Look through the records below and collect all lines that hold the string "color".

- [Dataset entries on figures]
────────

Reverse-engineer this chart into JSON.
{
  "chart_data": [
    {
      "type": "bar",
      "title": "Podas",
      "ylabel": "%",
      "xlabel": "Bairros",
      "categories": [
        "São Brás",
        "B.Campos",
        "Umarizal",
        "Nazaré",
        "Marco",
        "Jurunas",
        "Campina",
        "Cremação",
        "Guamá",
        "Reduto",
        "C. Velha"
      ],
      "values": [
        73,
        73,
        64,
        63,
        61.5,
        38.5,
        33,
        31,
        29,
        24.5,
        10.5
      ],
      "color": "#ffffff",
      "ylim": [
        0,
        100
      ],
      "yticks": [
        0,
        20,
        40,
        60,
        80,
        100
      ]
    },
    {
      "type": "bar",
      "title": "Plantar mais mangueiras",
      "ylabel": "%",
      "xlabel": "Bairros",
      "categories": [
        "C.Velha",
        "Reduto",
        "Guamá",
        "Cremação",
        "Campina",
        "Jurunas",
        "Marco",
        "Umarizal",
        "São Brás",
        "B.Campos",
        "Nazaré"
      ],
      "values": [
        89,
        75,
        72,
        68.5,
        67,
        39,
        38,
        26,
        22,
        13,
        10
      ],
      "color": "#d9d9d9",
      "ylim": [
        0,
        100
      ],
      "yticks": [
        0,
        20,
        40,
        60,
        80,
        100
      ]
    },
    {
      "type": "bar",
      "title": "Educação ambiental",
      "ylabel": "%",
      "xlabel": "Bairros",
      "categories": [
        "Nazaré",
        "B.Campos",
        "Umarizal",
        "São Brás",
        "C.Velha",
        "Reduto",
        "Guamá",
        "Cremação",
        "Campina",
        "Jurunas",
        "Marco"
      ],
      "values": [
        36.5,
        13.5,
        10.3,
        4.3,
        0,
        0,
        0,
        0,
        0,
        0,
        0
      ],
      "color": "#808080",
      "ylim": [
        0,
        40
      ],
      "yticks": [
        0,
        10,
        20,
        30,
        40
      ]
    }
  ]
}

────────

- [SOLUTION FOR THIS PROBLEM]
      "color": "#ffffff",
      "color": "#d9d9d9",
      "color": "#808080",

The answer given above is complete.